● THE REQUEST
Write the material out again in full, exactly.

··········

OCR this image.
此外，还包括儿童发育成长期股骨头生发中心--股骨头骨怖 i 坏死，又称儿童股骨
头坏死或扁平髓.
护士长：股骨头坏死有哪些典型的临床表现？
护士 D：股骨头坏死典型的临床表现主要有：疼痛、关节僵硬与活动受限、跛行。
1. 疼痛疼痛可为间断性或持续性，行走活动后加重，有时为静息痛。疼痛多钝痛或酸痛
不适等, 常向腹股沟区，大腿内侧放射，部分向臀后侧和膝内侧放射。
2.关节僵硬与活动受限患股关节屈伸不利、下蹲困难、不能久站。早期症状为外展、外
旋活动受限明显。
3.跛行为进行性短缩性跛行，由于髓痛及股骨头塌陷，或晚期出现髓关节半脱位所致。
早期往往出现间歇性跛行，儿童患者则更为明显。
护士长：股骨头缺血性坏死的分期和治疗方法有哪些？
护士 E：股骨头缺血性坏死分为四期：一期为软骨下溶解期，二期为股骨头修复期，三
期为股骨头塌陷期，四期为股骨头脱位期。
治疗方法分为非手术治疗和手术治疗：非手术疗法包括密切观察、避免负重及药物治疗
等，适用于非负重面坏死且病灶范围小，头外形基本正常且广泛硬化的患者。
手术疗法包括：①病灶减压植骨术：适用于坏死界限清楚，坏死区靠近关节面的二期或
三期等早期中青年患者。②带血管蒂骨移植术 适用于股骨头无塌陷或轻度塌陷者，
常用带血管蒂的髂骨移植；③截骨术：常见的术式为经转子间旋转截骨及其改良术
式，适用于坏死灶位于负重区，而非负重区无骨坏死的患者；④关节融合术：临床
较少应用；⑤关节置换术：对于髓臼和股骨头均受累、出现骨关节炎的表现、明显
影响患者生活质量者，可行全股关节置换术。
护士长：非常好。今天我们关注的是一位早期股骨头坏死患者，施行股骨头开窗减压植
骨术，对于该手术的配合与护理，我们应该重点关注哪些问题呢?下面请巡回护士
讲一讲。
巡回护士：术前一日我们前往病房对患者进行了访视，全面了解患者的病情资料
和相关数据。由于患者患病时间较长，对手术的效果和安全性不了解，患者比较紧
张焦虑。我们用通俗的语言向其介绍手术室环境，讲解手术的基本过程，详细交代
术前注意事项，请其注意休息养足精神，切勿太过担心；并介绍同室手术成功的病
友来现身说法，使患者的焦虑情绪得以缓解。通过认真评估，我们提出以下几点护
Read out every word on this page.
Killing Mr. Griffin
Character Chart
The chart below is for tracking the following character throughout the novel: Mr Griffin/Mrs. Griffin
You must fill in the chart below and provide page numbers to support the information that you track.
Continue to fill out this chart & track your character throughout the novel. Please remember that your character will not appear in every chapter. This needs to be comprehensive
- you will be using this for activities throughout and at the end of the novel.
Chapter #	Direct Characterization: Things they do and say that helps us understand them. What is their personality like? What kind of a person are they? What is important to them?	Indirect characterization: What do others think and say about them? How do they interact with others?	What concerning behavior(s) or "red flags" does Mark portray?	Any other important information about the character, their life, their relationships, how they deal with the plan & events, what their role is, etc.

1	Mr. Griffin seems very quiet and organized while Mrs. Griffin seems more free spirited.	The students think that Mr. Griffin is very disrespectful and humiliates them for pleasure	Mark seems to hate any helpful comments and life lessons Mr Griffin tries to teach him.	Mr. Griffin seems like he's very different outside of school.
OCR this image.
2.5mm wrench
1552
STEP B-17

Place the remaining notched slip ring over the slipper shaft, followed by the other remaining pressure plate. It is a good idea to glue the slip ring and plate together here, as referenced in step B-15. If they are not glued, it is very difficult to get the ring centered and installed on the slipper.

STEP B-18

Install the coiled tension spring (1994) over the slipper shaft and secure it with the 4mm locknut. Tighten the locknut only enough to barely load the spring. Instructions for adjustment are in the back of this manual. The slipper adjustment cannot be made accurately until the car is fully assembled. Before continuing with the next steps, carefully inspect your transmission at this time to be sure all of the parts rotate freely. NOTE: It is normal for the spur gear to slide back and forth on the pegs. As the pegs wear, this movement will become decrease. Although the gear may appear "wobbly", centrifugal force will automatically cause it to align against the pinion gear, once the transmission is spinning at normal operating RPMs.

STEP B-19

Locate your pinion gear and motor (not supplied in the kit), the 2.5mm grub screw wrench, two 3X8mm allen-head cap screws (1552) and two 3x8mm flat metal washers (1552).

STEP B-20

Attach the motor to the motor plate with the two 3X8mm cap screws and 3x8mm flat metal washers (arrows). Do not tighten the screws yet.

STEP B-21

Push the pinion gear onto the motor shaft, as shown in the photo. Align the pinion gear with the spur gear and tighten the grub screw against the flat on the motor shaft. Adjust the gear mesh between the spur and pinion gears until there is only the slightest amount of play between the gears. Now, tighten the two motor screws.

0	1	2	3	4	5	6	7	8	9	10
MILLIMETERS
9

··········

● SOLUTION
OCR this image.
此外，还包括儿童发育成长期股骨头生发中心--股骨头骨怖 i 坏死，又称儿童股骨
头坏死或扁平髓.
护士长：股骨头坏死有哪些典型的临床表现？
护士 D：股骨头坏死典型的临床表现主要有：疼痛、关节僵硬与活动受限、跛行。
1. 疼痛疼痛可为间断性或持续性，行走活动后加重，有时为静息痛。疼痛多钝痛或酸痛
不适等, 常向腹股沟区，大腿内侧放射，部分向臀后侧和膝内侧放射。
2.关节僵硬与活动受限患股关节屈伸不利、下蹲困难、不能久站。早期症状为外展、外
旋活动受限明显。
3.跛行为进行性短缩性跛行，由于髓痛及股骨头塌陷，或晚期出现髓关节半脱位所致。
早期往往出现间歇性跛行，儿童患者则更为明显。
护士长：股骨头缺血性坏死的分期和治疗方法有哪些？
护士 E：股骨头缺血性坏死分为四期：一期为软骨下溶解期，二期为股骨头修复期，三
期为股骨头塌陷期，四期为股骨头脱位期。
治疗方法分为非手术治疗和手术治疗：非手术疗法包括密切观察、避免负重及药物治疗
等，适用于非负重面坏死且病灶范围小，头外形基本正常且广泛硬化的患者。
手术疗法包括：①病灶减压植骨术：适用于坏死界限清楚，坏死区靠近关节面的二期或
三期等早期中青年患者。②带血管蒂骨移植术 适用于股骨头无塌陷或轻度塌陷者，
常用带血管蒂的髂骨移植；③截骨术：常见的术式为经转子间旋转截骨及其改良术
式，适用于坏死灶位于负重区，而非负重区无骨坏死的患者；④关节融合术：临床
较少应用；⑤关节置换术：对于髓臼和股骨头均受累、出现骨关节炎的表现、明显
影响患者生活质量者，可行全股关节置换术。
护士长：非常好。今天我们关注的是一位早期股骨头坏死患者，施行股骨头开窗减压植
骨术，对于该手术的配合与护理，我们应该重点关注哪些问题呢?下面请巡回护士
讲一讲。
巡回护士：术前一日我们前往病房对患者进行了访视，全面了解患者的病情资料
和相关数据。由于患者患病时间较长，对手术的效果和安全性不了解，患者比较紧
张焦虑。我们用通俗的语言向其介绍手术室环境，讲解手术的基本过程，详细交代
术前注意事项，请其注意休息养足精神，切勿太过担心；并介绍同室手术成功的病
友来现身说法，使患者的焦虑情绪得以缓解。通过认真评估，我们提出以下几点护
Read out every word on this page.
Killing Mr. Griffin
Character Chart
The chart below is for tracking the following character throughout the novel: Mr Griffin/Mrs. Griffin
You must fill in the chart below and provide page numbers to support the information that you track.
Continue to fill out this chart & track your character throughout the novel. Please remember that your character will not appear in every chapter. This needs to be comprehensive
- you will be using this for activities throughout and at the end of the novel.
Chapter #	Direct Characterization: Things they do and say that helps us understand them. What is their personality like? What kind of a person are they? What is important to them?	Indirect characterization: What do others think and say about them? How do they interact with others?	What concerning behavior(s) or "red flags" does Mark portray?	Any other important information about the character, their life, their relationships, how they deal with the plan & events, what their role is, etc.

1	Mr. Griffin seems very quiet and organized while Mrs. Griffin seems more free spirited.	The students think that Mr. Griffin is very disrespectful and humiliates them for pleasure	Mark seems to hate any helpful comments and life lessons Mr Griffin tries to teach him.	Mr. Griffin seems like he's very different outside of school.
OCR this image.
2.5mm wrench
1552
STEP B-17

Place the remaining notched slip ring over the slipper shaft, followed by the other remaining pressure plate. It is a good idea to glue the slip ring and plate together here, as referenced in step B-15. If they are not glued, it is very difficult to get the ring centered and installed on the slipper.

STEP B-18

Install the coiled tension spring (1994) over the slipper shaft and secure it with the 4mm locknut. Tighten the locknut only enough to barely load the spring. Instructions for adjustment are in the back of this manual. The slipper adjustment cannot be made accurately until the car is fully assembled. Before continuing with the next steps, carefully inspect your transmission at this time to be sure all of the parts rotate freely. NOTE: It is normal for the spur gear to slide back and forth on the pegs. As the pegs wear, this movement will become decrease. Although the gear may appear "wobbly", centrifugal force will automatically cause it to align against the pinion gear, once the transmission is spinning at normal operating RPMs.

STEP B-19

Locate your pinion gear and motor (not supplied in the kit), the 2.5mm grub screw wrench, two 3X8mm allen-head cap screws (1552) and two 3x8mm flat metal washers (1552).

STEP B-20

Attach the motor to the motor plate with the two 3X8mm cap screws and 3x8mm flat metal washers (arrows). Do not tighten the screws yet.

STEP B-21

Push the pinion gear onto the motor shaft, as shown in the photo. Align the pinion gear with the spur gear and tighten the grub screw against the flat on the motor shaft. Adjust the gear mesh between the spur and pinion gears until there is only the slightest amount of play between the gears. Now, tighten the two motor screws.

0	1	2	3	4	5	6	7	8	9	10
MILLIMETERS
9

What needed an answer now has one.